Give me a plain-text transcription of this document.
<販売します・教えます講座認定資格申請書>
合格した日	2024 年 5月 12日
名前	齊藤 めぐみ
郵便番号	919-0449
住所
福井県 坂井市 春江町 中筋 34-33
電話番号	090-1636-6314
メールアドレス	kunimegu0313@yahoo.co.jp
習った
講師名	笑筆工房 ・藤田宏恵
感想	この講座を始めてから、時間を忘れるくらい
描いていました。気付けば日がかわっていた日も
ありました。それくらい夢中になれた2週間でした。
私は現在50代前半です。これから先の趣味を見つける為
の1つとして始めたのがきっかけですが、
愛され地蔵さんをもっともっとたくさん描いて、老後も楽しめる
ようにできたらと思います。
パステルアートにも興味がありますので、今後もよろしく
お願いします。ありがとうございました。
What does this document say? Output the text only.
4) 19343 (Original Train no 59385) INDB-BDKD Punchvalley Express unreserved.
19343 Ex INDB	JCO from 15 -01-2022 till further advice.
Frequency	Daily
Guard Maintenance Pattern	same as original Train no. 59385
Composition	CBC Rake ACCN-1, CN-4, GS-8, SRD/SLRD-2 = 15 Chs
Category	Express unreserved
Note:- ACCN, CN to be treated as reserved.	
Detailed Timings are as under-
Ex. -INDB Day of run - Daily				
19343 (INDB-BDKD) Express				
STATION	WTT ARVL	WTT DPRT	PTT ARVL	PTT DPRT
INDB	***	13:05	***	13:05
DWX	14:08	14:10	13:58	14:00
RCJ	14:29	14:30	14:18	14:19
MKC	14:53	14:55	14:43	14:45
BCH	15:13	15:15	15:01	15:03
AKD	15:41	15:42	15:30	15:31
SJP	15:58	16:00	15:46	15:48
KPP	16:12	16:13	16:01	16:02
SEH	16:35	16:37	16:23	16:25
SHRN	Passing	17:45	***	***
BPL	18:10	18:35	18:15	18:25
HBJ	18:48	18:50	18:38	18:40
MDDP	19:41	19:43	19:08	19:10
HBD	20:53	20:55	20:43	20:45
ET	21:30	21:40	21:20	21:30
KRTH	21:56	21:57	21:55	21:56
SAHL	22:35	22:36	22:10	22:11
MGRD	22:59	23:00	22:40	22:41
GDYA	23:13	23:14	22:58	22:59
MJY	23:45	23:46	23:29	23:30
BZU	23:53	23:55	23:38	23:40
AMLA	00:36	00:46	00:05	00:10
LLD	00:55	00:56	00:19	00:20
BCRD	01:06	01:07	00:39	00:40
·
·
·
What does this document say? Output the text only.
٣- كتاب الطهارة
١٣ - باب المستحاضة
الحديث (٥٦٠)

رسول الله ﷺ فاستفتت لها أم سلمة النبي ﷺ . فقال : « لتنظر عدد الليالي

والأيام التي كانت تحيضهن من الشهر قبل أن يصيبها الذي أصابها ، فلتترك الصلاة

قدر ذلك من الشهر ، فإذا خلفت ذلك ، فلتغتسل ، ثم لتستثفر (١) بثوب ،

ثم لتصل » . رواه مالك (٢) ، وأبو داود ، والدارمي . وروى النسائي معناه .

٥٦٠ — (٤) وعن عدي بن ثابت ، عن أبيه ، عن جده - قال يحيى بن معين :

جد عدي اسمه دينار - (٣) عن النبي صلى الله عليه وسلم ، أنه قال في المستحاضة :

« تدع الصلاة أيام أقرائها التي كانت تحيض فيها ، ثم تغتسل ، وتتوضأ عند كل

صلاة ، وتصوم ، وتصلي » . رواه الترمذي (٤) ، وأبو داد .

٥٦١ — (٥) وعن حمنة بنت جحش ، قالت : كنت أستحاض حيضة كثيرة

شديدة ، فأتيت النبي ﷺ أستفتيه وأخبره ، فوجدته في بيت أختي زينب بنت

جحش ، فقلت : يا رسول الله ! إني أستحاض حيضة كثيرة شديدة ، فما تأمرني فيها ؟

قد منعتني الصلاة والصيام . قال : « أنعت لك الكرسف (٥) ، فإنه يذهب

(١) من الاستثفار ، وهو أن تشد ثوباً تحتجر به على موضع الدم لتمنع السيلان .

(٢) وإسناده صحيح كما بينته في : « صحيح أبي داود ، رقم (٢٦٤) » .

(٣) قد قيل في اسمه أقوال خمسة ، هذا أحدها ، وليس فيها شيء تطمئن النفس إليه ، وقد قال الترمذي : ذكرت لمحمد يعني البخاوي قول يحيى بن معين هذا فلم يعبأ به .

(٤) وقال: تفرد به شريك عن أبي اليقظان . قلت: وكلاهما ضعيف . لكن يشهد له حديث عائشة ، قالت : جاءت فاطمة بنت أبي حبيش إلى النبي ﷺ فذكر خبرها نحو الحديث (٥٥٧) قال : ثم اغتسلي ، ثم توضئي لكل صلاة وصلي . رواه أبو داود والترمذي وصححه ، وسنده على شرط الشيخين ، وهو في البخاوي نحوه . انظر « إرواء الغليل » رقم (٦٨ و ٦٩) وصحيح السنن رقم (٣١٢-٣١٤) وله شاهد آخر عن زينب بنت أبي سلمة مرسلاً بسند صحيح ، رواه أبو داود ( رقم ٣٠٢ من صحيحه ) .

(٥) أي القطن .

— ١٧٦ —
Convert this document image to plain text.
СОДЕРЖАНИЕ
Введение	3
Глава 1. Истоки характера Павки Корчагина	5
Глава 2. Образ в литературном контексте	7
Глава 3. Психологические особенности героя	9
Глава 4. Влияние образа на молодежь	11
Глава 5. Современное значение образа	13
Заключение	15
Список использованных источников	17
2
★ ★ ★ ★ ★ ★ ★
▸ Exercise requirements:
Look through the data and show every line containing "صحيح".

▸ Final result:
(٢) وإسناده صحيح كما بينته في : « صحيح أبي داود ، رقم (٢٦٤) » .
(٤) وقال: تفرد به شريك عن أبي اليقظان . قلت: وكلاهما ضعيف . لكن يشهد له حديث عائشة ، قالت : جاءت فاطمة بنت أبي حبيش إلى النبي ﷺ فذكر خبرها نحو الحديث (٥٥٧) قال : ثم اغتسلي ، ثم توضئي لكل صلاة وصلي . رواه أبو داود والترمذي وصححه ، وسنده على شرط الشيخين ، وهو في البخاوي نحوه . انظر « إرواء الغليل » رقم (٦٨ و ٦٩) وصحيح السنن رقم (٣١٢-٣١٤) وله شاهد آخر عن زينب بنت أبي سلمة مرسلاً بسند صحيح ، رواه أبو داود ( رقم ٣٠٢ من صحيحه ) .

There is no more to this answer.